%%

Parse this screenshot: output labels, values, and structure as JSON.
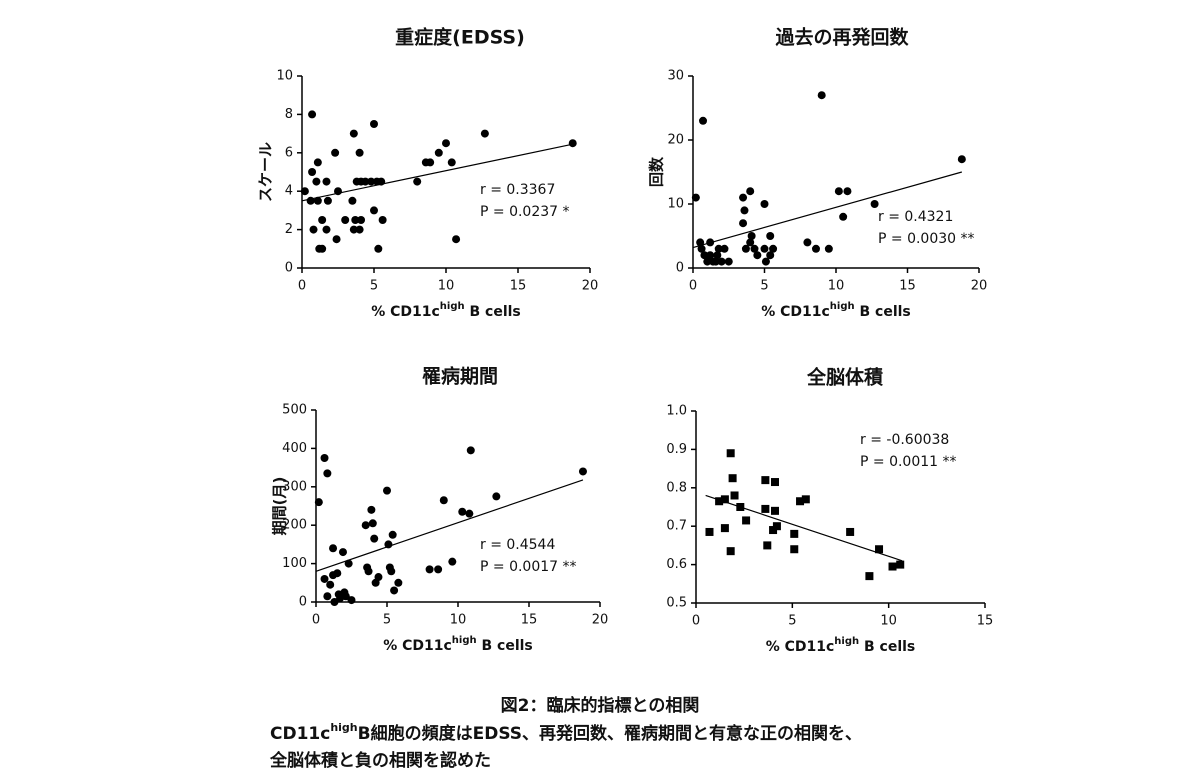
{
  "chart_data": [
    {
      "type": "scatter",
      "title": "重症度(EDSS)",
      "y_label": "スケール",
      "x_label": {
        "prefix": "% CD11c",
        "sup": "high",
        "suffix": " B cells"
      },
      "marker": "circle",
      "color": "#000000",
      "x": [
        0.2,
        0.7,
        0.6,
        0.8,
        0.7,
        1.1,
        1.0,
        1.1,
        1.2,
        1.4,
        1.4,
        1.7,
        1.8,
        1.7,
        2.3,
        2.5,
        2.4,
        3.0,
        3.5,
        3.6,
        3.8,
        3.7,
        3.6,
        4.0,
        4.1,
        4.1,
        4.0,
        4.4,
        4.8,
        5.0,
        5.0,
        5.2,
        5.3,
        5.6,
        5.5,
        8.0,
        8.6,
        8.9,
        9.5,
        10.0,
        10.4,
        10.7,
        12.7,
        18.8
      ],
      "values": [
        4,
        8,
        3.5,
        2,
        5,
        5.5,
        4.5,
        3.5,
        1,
        1,
        2.5,
        4.5,
        3.5,
        2,
        6,
        4,
        1.5,
        2.5,
        3.5,
        7,
        4.5,
        2.5,
        2,
        6,
        4.5,
        2.5,
        2,
        4.5,
        4.5,
        7.5,
        3,
        4.5,
        1,
        2.5,
        4.5,
        4.5,
        5.5,
        5.5,
        6,
        6.5,
        5.5,
        1.5,
        7,
        6.5
      ],
      "trendline": {
        "x": [
          0,
          18.8
        ],
        "y": [
          3.5,
          6.45
        ]
      },
      "annotations": [
        "r = 0.3367",
        "P = 0.0237 *"
      ],
      "xlim": [
        0,
        20
      ],
      "xticks": [
        0,
        5,
        10,
        15,
        20
      ],
      "ylim": [
        0,
        10
      ],
      "yticks": [
        0,
        2,
        4,
        6,
        8,
        10
      ]
    },
    {
      "type": "scatter",
      "title": "過去の再発回数",
      "y_label": "回数",
      "x_label": {
        "prefix": "% CD11c",
        "sup": "high",
        "suffix": " B cells"
      },
      "marker": "circle",
      "color": "#000000",
      "x": [
        0.2,
        0.7,
        0.5,
        0.6,
        0.8,
        1.0,
        1.2,
        1.2,
        1.4,
        1.6,
        1.7,
        1.8,
        2.0,
        2.2,
        2.5,
        3.5,
        3.6,
        3.5,
        3.7,
        4.0,
        4.0,
        4.1,
        4.3,
        4.5,
        5.0,
        5.0,
        5.1,
        5.4,
        5.4,
        5.6,
        8.0,
        8.6,
        9.0,
        9.5,
        10.2,
        10.5,
        10.8,
        12.7,
        18.8
      ],
      "values": [
        11,
        23,
        4,
        3,
        2,
        1,
        4,
        2,
        1,
        1,
        2,
        3,
        1,
        3,
        1,
        11,
        9,
        7,
        3,
        12,
        4,
        5,
        3,
        2,
        10,
        3,
        1,
        5,
        2,
        3,
        4,
        3,
        27,
        3,
        12,
        8,
        12,
        10,
        17
      ],
      "trendline": {
        "x": [
          0,
          18.8
        ],
        "y": [
          3.2,
          15
        ]
      },
      "annotations": [
        "r = 0.4321",
        "P = 0.0030 **"
      ],
      "xlim": [
        0,
        20
      ],
      "xticks": [
        0,
        5,
        10,
        15,
        20
      ],
      "ylim": [
        0,
        30
      ],
      "yticks": [
        0,
        10,
        20,
        30
      ]
    },
    {
      "type": "scatter",
      "title": "罹病期間",
      "y_label": "期間(月)",
      "x_label": {
        "prefix": "% CD11c",
        "sup": "high",
        "suffix": " B cells"
      },
      "marker": "circle",
      "color": "#000000",
      "x": [
        0.2,
        0.6,
        0.8,
        0.6,
        0.8,
        1.0,
        1.2,
        1.2,
        1.3,
        1.5,
        1.6,
        1.7,
        1.9,
        2.0,
        2.1,
        2.3,
        2.5,
        3.5,
        3.6,
        3.7,
        3.9,
        4.0,
        4.1,
        4.2,
        4.4,
        5.0,
        5.1,
        5.2,
        5.3,
        5.4,
        5.5,
        5.8,
        8.0,
        8.6,
        9.0,
        9.6,
        10.3,
        10.8,
        10.9,
        12.7,
        18.8
      ],
      "values": [
        260,
        375,
        335,
        60,
        15,
        45,
        140,
        70,
        0,
        75,
        20,
        10,
        130,
        25,
        15,
        100,
        5,
        200,
        90,
        80,
        240,
        205,
        165,
        50,
        65,
        290,
        150,
        90,
        80,
        175,
        30,
        50,
        85,
        85,
        265,
        105,
        235,
        230,
        395,
        275,
        340
      ],
      "trendline": {
        "x": [
          0,
          18.8
        ],
        "y": [
          80,
          318
        ]
      },
      "annotations": [
        "r = 0.4544",
        "P = 0.0017 **"
      ],
      "xlim": [
        0,
        20
      ],
      "xticks": [
        0,
        5,
        10,
        15,
        20
      ],
      "ylim": [
        0,
        500
      ],
      "yticks": [
        0,
        100,
        200,
        300,
        400,
        500
      ]
    },
    {
      "type": "scatter",
      "title": "全脳体積",
      "x_label": {
        "prefix": "% CD11c",
        "sup": "high",
        "suffix": " B cells"
      },
      "marker": "square",
      "color": "#000000",
      "x": [
        0.7,
        1.2,
        1.5,
        1.5,
        1.8,
        1.9,
        1.8,
        2.0,
        2.3,
        2.6,
        3.6,
        3.6,
        3.7,
        4.0,
        4.1,
        4.1,
        4.2,
        5.1,
        5.1,
        5.4,
        5.7,
        8.0,
        9.0,
        9.5,
        10.2,
        10.6
      ],
      "values": [
        0.685,
        0.765,
        0.695,
        0.77,
        0.89,
        0.825,
        0.635,
        0.78,
        0.75,
        0.715,
        0.82,
        0.745,
        0.65,
        0.69,
        0.815,
        0.74,
        0.7,
        0.68,
        0.64,
        0.765,
        0.77,
        0.685,
        0.57,
        0.64,
        0.595,
        0.6
      ],
      "trendline": {
        "x": [
          0.5,
          10.7
        ],
        "y": [
          0.78,
          0.61
        ]
      },
      "annotations": [
        "r = -0.60038",
        "P = 0.0011 **"
      ],
      "xlim": [
        0,
        15
      ],
      "xticks": [
        0,
        5,
        10,
        15
      ],
      "ylim": [
        0.5,
        1
      ],
      "yticks": [
        0.5,
        0.6,
        0.7,
        0.8,
        0.9,
        {
          "value": 1,
          "label": "1.0"
        }
      ]
    }
  ],
  "caption": {
    "title": "図2：臨床的指標との相関",
    "line2": {
      "prefix": "CD11c",
      "sup": "high",
      "suffix": "B細胞の頻度はEDSS、再発回数、罹病期間と有意な正の相関を、"
    },
    "line3": "全脳体積と負の相関を認めた"
  }
}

%%

**INSTRUCTIONS FOR THE TASK:** From the first line to the last, repeat the records above exactly, leaving out the pictures.

**ANSWER SPACE:**
Parse this screenshot: output labels, values, and structure as JSON.
{
  "chart_data": [
    {
      "type": "scatter",
      "title": "重症度(EDSS)",
      "y_label": "スケール",
      "x_label": {
        "prefix": "% CD11c",
        "sup": "high",
        "suffix": " B cells"
      },
      "marker": "circle",
      "color": "#000000",
      "x": [
        0.2,
        0.7,
        0.6,
        0.8,
        0.7,
        1.1,
        1.0,
        1.1,
        1.2,
        1.4,
        1.4,
        1.7,
        1.8,
        1.7,
        2.3,
        2.5,
        2.4,
        3.0,
        3.5,
        3.6,
        3.8,
        3.7,
        3.6,
        4.0,
        4.1,
        4.1,
        4.0,
        4.4,
        4.8,
        5.0,
        5.0,
        5.2,
        5.3,
        5.6,
        5.5,
        8.0,
        8.6,
        8.9,
        9.5,
        10.0,
        10.4,
        10.7,
        12.7,
        18.8
      ],
      "values": [
        4,
        8,
        3.5,
        2,
        5,
        5.5,
        4.5,
        3.5,
        1,
        1,
        2.5,
        4.5,
        3.5,
        2,
        6,
        4,
        1.5,
        2.5,
        3.5,
        7,
        4.5,
        2.5,
        2,
        6,
        4.5,
        2.5,
        2,
        4.5,
        4.5,
        7.5,
        3,
        4.5,
        1,
        2.5,
        4.5,
        4.5,
        5.5,
        5.5,
        6,
        6.5,
        5.5,
        1.5,
        7,
        6.5
      ],
      "trendline": {
        "x": [
          0,
          18.8
        ],
        "y": [
          3.5,
          6.45
        ]
      },
      "annotations": [
        "r = 0.3367",
        "P = 0.0237 *"
      ],
      "xlim": [
        0,
        20
      ],
      "xticks": [
        0,
        5,
        10,
        15,
        20
      ],
      "ylim": [
        0,
        10
      ],
      "yticks": [
        0,
        2,
        4,
        6,
        8,
        10
      ]
    },
    {
      "type": "scatter",
      "title": "過去の再発回数",
      "y_label": "回数",
      "x_label": {
        "prefix": "% CD11c",
        "sup": "high",
        "suffix": " B cells"
      },
      "marker": "circle",
      "color": "#000000",
      "x": [
        0.2,
        0.7,
        0.5,
        0.6,
        0.8,
        1.0,
        1.2,
        1.2,
        1.4,
        1.6,
        1.7,
        1.8,
        2.0,
        2.2,
        2.5,
        3.5,
        3.6,
        3.5,
        3.7,
        4.0,
        4.0,
        4.1,
        4.3,
        4.5,
        5.0,
        5.0,
        5.1,
        5.4,
        5.4,
        5.6,
        8.0,
        8.6,
        9.0,
        9.5,
        10.2,
        10.5,
        10.8,
        12.7,
        18.8
      ],
      "values": [
        11,
        23,
        4,
        3,
        2,
        1,
        4,
        2,
        1,
        1,
        2,
        3,
        1,
        3,
        1,
        11,
        9,
        7,
        3,
        12,
        4,
        5,
        3,
        2,
        10,
        3,
        1,
        5,
        2,
        3,
        4,
        3,
        27,
        3,
        12,
        8,
        12,
        10,
        17
      ],
      "trendline": {
        "x": [
          0,
          18.8
        ],
        "y": [
          3.2,
          15
        ]
      },
      "annotations": [
        "r = 0.4321",
        "P = 0.0030 **"
      ],
      "xlim": [
        0,
        20
      ],
      "xticks": [
        0,
        5,
        10,
        15,
        20
      ],
      "ylim": [
        0,
        30
      ],
      "yticks": [
        0,
        10,
        20,
        30
      ]
    },
    {
      "type": "scatter",
      "title": "罹病期間",
      "y_label": "期間(月)",
      "x_label": {
        "prefix": "% CD11c",
        "sup": "high",
        "suffix": " B cells"
      },
      "marker": "circle",
      "color": "#000000",
      "x": [
        0.2,
        0.6,
        0.8,
        0.6,
        0.8,
        1.0,
        1.2,
        1.2,
        1.3,
        1.5,
        1.6,
        1.7,
        1.9,
        2.0,
        2.1,
        2.3,
        2.5,
        3.5,
        3.6,
        3.7,
        3.9,
        4.0,
        4.1,
        4.2,
        4.4,
        5.0,
        5.1,
        5.2,
        5.3,
        5.4,
        5.5,
        5.8,
        8.0,
        8.6,
        9.0,
        9.6,
        10.3,
        10.8,
        10.9,
        12.7,
        18.8
      ],
      "values": [
        260,
        375,
        335,
        60,
        15,
        45,
        140,
        70,
        0,
        75,
        20,
        10,
        130,
        25,
        15,
        100,
        5,
        200,
        90,
        80,
        240,
        205,
        165,
        50,
        65,
        290,
        150,
        90,
        80,
        175,
        30,
        50,
        85,
        85,
        265,
        105,
        235,
        230,
        395,
        275,
        340
      ],
      "trendline": {
        "x": [
          0,
          18.8
        ],
        "y": [
          80,
          318
        ]
      },
      "annotations": [
        "r = 0.4544",
        "P = 0.0017 **"
      ],
      "xlim": [
        0,
        20
      ],
      "xticks": [
        0,
        5,
        10,
        15,
        20
      ],
      "ylim": [
        0,
        500
      ],
      "yticks": [
        0,
        100,
        200,
        300,
        400,
        500
      ]
    },
    {
      "type": "scatter",
      "title": "全脳体積",
      "x_label": {
        "prefix": "% CD11c",
        "sup": "high",
        "suffix": " B cells"
      },
      "marker": "square",
      "color": "#000000",
      "x": [
        0.7,
        1.2,
        1.5,
        1.5,
        1.8,
        1.9,
        1.8,
        2.0,
        2.3,
        2.6,
        3.6,
        3.6,
        3.7,
        4.0,
        4.1,
        4.1,
        4.2,
        5.1,
        5.1,
        5.4,
        5.7,
        8.0,
        9.0,
        9.5,
        10.2,
        10.6
      ],
      "values": [
        0.685,
        0.765,
        0.695,
        0.77,
        0.89,
        0.825,
        0.635,
        0.78,
        0.75,
        0.715,
        0.82,
        0.745,
        0.65,
        0.69,
        0.815,
        0.74,
        0.7,
        0.68,
        0.64,
        0.765,
        0.77,
        0.685,
        0.57,
        0.64,
        0.595,
        0.6
      ],
      "trendline": {
        "x": [
          0.5,
          10.7
        ],
        "y": [
          0.78,
          0.61
        ]
      },
      "annotations": [
        "r = -0.60038",
        "P = 0.0011 **"
      ],
      "xlim": [
        0,
        15
      ],
      "xticks": [
        0,
        5,
        10,
        15
      ],
      "ylim": [
        0.5,
        1
      ],
      "yticks": [
        0.5,
        0.6,
        0.7,
        0.8,
        0.9,
        {
          "value": 1,
          "label": "1.0"
        }
      ]
    }
  ],
  "caption": {
    "title": "図2：臨床的指標との相関",
    "line2": {
      "prefix": "CD11c",
      "sup": "high",
      "suffix": "B細胞の頻度はEDSS、再発回数、罹病期間と有意な正の相関を、"
    },
    "line3": "全脳体積と負の相関を認めた"
  }
}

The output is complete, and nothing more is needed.